_Task to carry out:_ Find the string "تابناک" in the records. Copy every line it appears in.

_Stored records:_

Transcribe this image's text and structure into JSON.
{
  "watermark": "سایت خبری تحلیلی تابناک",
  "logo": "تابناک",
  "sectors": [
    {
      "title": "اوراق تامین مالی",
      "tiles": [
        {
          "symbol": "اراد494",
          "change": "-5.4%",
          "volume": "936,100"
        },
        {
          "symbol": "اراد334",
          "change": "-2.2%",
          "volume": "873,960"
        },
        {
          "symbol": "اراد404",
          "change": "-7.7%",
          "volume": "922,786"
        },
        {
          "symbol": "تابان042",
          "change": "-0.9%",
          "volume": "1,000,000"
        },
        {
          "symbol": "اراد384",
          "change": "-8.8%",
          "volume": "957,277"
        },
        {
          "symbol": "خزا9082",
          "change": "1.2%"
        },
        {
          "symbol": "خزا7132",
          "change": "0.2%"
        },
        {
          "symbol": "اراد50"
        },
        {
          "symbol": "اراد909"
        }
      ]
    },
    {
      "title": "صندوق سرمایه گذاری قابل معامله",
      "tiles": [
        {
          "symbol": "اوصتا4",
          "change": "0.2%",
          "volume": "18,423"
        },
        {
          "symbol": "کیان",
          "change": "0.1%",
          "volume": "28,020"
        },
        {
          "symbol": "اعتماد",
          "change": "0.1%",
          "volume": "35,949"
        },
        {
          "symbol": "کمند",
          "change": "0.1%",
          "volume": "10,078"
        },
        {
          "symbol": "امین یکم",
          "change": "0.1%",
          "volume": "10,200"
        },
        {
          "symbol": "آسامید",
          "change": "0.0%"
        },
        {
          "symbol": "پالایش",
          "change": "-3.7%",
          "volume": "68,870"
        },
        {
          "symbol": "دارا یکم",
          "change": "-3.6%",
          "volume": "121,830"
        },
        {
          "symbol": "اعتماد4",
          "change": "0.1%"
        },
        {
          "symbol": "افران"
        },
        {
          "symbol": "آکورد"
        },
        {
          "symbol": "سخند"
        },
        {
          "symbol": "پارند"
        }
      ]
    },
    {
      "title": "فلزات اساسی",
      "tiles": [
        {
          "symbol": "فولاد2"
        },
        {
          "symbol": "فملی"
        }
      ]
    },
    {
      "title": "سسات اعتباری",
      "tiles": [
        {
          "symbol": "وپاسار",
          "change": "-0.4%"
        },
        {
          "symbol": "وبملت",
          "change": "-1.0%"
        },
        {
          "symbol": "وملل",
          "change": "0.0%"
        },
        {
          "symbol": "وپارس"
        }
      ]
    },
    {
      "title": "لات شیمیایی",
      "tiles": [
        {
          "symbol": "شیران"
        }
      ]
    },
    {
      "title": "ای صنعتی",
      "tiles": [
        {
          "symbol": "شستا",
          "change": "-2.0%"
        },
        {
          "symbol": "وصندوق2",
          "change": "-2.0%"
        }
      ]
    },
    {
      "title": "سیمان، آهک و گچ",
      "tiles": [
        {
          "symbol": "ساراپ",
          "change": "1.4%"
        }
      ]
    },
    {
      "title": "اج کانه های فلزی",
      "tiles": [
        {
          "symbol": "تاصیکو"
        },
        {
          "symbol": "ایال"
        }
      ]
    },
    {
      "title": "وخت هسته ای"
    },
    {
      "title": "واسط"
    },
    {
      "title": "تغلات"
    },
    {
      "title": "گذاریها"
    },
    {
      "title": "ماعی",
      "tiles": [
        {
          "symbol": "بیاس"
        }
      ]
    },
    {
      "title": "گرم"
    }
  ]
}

_Task solution:_
  "watermark": "سایت خبری تحلیلی تابناک",
  "logo": "تابناک",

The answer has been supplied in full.